# [Page text]
- - - - -
This section is from the book "The Gardener V3", by William Thomson. Also available from Amazon: The New Organic Grower: A Master's Manual of Tools and Techniques for the Home and Market Gardener.
AS the young knight in the olden time, having reached "ye place ordayned and appointed to trye ye bittermoste by stroke of battle," became naturally curious concerning his adversaries, and, after caring for his horse and looking to his armour, went forth to inspect the Flower of Chivalry, and the lists, in which that flower would shortly form a bed of "Love-lies-bleeding': - so the exhibitor, having finally arranged his Roses, strolls through the glowing aisles of the show. Soon experience will teach him to survey calmly, and to gauge accurately, the forces of his foe; but now he but glances nervously, furtively, at the scene around him, like a new boy at some public school. The sight brings him hopes and fears. Now a hurried sidelong look shows him flowers inferior to his own, and he is elate, happy. Now an objectionably large Pierre Not-ting obtrudes itself upon his vision, and his heart fails him. He steps, as it were, from the warm stove, gay with Orchids, into the ice-house of chill despair.
He is much too anxious and excited to form any just conclusions; and therefore, to engage his thoughts more pleasantly, I will introduce him to his co-exhibitors.
- - - - -
# [Task to carry out]
Please list each thing the young knight in the rose-show passage above does after reaching the place appointed for battle.

# [Box coordinate listings]
- - - - -
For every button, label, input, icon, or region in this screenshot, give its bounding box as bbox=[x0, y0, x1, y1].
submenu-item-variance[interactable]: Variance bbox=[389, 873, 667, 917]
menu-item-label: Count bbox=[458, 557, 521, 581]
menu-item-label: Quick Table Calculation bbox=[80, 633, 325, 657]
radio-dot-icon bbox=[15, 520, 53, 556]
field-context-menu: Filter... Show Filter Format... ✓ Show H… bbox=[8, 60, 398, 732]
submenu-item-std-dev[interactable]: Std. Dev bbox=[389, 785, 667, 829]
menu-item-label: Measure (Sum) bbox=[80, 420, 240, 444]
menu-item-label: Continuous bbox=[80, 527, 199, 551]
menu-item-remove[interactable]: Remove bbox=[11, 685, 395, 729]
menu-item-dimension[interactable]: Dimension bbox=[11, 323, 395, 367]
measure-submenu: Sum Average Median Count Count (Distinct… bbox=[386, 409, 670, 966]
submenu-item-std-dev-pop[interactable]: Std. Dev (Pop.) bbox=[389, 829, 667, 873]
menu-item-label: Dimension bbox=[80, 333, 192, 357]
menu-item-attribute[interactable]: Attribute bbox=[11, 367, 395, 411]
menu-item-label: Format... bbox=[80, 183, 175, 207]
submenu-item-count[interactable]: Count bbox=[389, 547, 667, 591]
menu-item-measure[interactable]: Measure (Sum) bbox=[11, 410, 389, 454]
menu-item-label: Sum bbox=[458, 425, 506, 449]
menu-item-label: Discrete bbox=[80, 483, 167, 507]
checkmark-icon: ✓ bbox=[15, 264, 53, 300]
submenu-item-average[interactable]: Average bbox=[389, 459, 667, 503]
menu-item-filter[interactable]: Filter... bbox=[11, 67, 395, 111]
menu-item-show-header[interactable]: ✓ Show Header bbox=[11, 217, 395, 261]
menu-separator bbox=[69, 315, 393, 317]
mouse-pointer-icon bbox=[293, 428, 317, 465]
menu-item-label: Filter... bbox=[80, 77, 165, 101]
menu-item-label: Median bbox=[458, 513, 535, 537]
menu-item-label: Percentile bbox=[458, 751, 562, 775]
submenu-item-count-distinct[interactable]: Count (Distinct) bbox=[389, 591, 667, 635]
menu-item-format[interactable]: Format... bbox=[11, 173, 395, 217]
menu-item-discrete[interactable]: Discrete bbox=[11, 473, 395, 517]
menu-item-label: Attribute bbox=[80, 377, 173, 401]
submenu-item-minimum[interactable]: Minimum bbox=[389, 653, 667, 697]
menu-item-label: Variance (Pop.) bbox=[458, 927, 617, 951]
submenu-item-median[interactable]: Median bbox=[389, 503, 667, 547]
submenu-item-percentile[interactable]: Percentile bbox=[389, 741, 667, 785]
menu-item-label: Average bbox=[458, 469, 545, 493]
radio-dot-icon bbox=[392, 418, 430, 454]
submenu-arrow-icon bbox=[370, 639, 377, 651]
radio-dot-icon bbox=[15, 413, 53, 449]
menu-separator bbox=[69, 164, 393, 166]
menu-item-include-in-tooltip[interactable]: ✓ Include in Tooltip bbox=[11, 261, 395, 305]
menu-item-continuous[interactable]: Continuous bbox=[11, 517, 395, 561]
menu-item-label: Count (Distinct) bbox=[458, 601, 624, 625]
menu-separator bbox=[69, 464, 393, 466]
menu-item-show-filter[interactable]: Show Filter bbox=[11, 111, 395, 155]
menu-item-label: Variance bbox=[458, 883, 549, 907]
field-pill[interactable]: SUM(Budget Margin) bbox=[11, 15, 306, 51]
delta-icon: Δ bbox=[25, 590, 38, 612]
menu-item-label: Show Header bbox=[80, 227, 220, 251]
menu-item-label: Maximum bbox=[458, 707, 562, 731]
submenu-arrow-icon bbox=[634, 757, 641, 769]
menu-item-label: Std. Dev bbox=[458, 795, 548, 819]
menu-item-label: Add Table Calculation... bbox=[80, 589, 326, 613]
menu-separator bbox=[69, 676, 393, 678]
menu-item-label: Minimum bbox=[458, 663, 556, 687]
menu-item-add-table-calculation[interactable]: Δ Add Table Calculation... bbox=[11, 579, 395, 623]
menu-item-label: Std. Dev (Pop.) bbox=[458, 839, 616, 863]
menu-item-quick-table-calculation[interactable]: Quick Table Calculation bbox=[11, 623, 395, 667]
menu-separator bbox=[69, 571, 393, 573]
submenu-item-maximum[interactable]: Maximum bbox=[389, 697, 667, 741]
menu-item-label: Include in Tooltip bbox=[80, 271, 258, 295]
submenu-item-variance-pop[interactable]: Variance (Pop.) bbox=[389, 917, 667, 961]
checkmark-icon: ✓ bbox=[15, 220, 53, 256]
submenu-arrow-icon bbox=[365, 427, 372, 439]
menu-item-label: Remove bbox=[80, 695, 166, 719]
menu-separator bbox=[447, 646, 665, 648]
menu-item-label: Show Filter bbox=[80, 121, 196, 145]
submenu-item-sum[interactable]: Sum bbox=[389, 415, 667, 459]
- - - - -
# [Exercise response]
- Cares for his horse
- Looks to his armour
- Goes forth to inspect the Flower of Chivalry and the lists